YOUR GOAL: Copy every line of the records below that holds the word "elektrycznych".

┄┄┄┄┄┄┄┄┄┄┄┄┄┄┄┄┄┄┄┄

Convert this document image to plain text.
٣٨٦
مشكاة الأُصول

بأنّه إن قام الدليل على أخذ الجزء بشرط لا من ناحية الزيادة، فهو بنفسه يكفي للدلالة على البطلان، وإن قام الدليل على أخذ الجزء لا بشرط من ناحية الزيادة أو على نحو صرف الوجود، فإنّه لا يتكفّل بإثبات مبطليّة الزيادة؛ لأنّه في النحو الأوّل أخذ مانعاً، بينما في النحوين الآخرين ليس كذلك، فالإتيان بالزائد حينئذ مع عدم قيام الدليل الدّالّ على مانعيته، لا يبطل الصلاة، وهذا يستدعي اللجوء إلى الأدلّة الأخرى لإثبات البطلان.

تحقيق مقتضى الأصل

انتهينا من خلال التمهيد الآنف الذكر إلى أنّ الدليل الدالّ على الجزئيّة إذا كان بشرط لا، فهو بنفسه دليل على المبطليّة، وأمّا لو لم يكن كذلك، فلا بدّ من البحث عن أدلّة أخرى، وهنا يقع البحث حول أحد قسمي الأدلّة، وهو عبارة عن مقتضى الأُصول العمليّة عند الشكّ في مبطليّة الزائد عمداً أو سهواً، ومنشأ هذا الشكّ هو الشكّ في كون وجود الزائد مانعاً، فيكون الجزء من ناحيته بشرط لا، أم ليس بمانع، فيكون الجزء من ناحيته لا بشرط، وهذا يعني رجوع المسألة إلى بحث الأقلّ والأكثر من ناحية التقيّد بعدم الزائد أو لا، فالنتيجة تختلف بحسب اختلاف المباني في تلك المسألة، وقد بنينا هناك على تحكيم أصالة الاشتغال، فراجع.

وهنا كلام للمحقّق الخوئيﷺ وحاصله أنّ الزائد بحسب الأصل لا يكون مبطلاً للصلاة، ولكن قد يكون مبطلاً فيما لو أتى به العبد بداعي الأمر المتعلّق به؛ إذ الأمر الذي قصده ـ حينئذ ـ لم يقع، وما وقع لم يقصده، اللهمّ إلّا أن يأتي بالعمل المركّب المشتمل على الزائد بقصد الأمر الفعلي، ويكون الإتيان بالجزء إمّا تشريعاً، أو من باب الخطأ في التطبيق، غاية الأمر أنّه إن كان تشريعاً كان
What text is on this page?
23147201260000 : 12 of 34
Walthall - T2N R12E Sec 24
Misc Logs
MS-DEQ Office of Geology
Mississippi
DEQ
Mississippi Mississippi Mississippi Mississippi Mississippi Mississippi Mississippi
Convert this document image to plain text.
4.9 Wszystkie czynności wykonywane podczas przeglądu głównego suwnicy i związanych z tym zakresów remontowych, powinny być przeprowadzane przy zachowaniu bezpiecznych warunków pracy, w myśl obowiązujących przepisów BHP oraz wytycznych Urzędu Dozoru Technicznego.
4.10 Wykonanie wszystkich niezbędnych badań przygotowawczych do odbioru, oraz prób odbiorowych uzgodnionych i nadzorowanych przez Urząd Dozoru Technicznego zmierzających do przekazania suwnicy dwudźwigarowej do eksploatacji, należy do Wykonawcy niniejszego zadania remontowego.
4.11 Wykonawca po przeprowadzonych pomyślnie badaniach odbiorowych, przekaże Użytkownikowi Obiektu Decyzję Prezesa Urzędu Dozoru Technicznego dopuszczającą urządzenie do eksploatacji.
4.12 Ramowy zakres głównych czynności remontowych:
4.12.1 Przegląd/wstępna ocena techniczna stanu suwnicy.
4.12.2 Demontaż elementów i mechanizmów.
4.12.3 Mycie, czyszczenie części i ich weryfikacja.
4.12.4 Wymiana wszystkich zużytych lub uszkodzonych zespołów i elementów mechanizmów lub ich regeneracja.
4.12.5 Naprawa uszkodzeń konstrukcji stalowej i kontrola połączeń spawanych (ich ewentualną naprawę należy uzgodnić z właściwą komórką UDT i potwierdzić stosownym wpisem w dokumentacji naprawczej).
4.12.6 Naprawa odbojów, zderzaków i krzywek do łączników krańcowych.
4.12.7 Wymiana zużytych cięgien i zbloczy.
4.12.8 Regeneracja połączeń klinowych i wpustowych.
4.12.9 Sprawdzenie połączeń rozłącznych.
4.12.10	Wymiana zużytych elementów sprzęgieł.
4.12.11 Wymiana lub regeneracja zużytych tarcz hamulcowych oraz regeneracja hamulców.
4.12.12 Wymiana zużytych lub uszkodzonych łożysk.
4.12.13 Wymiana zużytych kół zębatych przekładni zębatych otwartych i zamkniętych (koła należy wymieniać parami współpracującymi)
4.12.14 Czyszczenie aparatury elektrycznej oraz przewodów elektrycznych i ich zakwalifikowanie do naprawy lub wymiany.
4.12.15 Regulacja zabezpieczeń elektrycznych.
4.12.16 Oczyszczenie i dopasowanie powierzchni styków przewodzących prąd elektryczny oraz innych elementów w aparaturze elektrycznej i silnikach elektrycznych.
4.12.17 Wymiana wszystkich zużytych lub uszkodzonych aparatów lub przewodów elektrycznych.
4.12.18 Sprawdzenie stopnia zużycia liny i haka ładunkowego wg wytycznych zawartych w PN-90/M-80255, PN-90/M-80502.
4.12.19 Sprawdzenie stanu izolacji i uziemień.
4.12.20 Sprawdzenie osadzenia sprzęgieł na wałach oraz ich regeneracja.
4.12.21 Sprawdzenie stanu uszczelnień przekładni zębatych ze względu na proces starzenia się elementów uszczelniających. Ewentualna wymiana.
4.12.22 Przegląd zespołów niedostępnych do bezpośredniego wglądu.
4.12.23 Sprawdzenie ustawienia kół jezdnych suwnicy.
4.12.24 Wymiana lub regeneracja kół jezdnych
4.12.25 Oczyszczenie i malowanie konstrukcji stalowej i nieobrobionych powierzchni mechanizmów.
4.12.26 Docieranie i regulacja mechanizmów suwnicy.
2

┄┄┄┄┄┄┄┄┄┄┄┄┄┄┄┄┄┄┄┄

OUTPUT BELOW:
4.12.14 Czyszczenie aparatury elektrycznej oraz przewodów elektrycznych i ich zakwalifikowanie do naprawy lub wymiany.
4.12.15 Regulacja zabezpieczeń elektrycznych.
4.12.16 Oczyszczenie i dopasowanie powierzchni styków przewodzących prąd elektryczny oraz innych elementów w aparaturze elektrycznej i silnikach elektrycznych.
4.12.17 Wymiana wszystkich zużytych lub uszkodzonych aparatów lub przewodów elektrycznych.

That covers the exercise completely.